◆ **Given request**
Filter these entries, keeping only lines that hold the word "this".

◆ **Input rows**
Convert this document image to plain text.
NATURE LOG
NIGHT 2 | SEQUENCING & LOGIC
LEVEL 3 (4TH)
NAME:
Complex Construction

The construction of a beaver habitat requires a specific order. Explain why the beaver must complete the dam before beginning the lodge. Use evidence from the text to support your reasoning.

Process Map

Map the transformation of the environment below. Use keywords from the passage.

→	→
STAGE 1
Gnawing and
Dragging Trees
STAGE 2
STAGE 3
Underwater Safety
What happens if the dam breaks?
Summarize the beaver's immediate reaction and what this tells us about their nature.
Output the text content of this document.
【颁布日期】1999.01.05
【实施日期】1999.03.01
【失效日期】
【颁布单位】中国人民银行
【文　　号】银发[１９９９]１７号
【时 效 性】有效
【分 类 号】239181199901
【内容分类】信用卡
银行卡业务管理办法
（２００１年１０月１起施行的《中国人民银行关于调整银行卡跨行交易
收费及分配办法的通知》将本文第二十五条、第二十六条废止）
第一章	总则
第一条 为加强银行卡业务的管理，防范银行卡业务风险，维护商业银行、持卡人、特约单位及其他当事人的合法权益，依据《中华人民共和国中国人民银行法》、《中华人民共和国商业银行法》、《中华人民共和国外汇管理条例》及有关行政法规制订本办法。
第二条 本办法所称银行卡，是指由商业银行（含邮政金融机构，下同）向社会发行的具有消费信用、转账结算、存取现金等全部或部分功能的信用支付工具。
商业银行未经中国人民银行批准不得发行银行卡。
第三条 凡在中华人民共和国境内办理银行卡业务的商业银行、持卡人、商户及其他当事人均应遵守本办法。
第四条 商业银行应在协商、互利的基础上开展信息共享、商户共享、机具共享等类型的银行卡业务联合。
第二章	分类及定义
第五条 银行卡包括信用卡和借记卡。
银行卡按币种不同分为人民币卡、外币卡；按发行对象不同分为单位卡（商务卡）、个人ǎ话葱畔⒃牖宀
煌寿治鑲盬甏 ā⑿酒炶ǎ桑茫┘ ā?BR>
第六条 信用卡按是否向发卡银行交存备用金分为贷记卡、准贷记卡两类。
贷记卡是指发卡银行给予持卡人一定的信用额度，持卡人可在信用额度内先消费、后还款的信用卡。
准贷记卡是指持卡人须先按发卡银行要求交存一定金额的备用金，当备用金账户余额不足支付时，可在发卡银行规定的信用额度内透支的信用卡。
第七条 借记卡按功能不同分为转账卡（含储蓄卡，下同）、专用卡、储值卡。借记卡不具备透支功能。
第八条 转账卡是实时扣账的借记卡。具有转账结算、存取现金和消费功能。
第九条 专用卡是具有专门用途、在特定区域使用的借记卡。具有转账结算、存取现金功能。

◆ **Worked answer**
Convert this document image to plain text.
Summarize the beaver's immediate reaction and what this tells us about their nature.
Output the text content of this document.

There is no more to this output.